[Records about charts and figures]

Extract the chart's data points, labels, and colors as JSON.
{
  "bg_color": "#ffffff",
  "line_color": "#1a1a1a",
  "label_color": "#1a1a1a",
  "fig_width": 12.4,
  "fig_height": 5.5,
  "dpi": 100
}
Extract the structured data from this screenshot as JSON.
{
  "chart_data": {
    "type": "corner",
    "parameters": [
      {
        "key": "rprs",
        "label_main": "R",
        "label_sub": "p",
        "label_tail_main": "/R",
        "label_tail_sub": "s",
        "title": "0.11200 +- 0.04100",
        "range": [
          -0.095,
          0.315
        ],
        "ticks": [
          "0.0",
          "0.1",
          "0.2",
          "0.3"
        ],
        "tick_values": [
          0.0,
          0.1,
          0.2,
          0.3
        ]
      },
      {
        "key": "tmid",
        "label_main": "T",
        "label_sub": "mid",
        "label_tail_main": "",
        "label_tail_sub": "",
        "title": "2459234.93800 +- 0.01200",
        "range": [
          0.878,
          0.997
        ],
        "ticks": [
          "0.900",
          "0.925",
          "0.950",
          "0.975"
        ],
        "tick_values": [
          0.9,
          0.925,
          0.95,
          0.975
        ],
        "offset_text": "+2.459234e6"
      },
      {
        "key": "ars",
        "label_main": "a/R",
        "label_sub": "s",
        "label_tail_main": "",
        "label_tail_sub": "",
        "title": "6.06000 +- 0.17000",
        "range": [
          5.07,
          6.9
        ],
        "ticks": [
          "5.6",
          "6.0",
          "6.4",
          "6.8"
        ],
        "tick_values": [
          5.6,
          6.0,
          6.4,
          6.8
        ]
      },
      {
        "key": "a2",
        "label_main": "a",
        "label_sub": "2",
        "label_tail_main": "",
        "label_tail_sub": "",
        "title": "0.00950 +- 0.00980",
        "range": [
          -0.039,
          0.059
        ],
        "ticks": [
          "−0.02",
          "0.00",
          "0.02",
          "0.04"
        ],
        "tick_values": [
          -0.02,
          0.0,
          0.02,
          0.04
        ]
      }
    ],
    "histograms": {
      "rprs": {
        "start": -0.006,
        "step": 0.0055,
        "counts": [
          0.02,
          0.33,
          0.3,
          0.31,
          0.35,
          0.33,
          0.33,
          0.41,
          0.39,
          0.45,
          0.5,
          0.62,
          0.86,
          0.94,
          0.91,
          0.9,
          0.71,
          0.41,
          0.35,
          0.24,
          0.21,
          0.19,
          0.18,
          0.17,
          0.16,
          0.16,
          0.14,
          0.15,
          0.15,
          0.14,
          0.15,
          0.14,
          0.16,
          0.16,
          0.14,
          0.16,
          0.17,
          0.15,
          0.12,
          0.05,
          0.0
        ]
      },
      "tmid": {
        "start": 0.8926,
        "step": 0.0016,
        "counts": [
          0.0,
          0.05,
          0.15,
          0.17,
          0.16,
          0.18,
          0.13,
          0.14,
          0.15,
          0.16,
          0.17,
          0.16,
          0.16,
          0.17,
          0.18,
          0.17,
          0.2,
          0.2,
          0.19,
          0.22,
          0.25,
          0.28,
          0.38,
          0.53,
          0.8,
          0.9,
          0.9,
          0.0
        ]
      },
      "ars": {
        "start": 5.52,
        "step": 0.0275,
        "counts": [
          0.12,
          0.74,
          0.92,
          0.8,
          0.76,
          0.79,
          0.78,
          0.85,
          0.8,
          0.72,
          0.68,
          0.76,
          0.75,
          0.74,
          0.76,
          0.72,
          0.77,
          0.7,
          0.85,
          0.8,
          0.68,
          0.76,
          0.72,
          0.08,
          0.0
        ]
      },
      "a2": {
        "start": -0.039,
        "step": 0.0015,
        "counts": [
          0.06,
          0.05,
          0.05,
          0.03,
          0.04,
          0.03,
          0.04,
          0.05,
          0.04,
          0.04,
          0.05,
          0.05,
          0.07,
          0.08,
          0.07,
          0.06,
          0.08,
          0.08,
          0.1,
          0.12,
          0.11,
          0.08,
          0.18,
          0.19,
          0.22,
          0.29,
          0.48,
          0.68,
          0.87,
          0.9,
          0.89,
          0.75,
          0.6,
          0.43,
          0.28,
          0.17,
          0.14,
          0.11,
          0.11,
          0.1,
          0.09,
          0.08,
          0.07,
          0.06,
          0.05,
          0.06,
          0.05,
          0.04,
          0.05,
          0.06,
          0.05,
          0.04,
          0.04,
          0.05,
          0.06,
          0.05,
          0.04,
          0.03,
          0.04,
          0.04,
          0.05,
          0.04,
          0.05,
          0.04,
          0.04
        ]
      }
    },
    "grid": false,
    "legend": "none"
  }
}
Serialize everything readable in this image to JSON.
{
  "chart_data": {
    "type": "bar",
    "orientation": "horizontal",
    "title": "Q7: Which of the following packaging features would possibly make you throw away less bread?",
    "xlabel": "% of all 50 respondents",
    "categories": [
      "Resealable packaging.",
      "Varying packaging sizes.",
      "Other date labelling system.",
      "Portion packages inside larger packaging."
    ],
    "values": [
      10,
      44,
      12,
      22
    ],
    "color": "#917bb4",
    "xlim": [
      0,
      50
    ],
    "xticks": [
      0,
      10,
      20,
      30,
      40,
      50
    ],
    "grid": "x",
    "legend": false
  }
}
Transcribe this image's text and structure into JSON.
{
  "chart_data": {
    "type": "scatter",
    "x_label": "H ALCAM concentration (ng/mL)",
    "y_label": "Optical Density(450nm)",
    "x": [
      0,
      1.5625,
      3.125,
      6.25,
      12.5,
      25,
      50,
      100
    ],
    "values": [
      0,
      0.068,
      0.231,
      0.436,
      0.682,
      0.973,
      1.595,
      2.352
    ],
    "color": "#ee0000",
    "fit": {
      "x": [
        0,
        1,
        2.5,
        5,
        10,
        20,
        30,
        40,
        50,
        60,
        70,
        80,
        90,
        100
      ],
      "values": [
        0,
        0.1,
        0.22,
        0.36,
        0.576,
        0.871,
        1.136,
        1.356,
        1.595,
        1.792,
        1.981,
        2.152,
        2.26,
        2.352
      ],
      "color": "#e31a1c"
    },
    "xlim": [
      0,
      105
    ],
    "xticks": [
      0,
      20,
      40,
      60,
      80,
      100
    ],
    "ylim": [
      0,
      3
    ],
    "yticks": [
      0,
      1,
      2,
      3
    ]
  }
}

▸ **TASK REQUIREMENTS**
Pick out the lines that include the word "Extract" and write them out.

▸ **SOLUTION FOR THIS TASK**
Extract the chart's data points, labels, and colors as JSON.
Extract the structured data from this screenshot as JSON.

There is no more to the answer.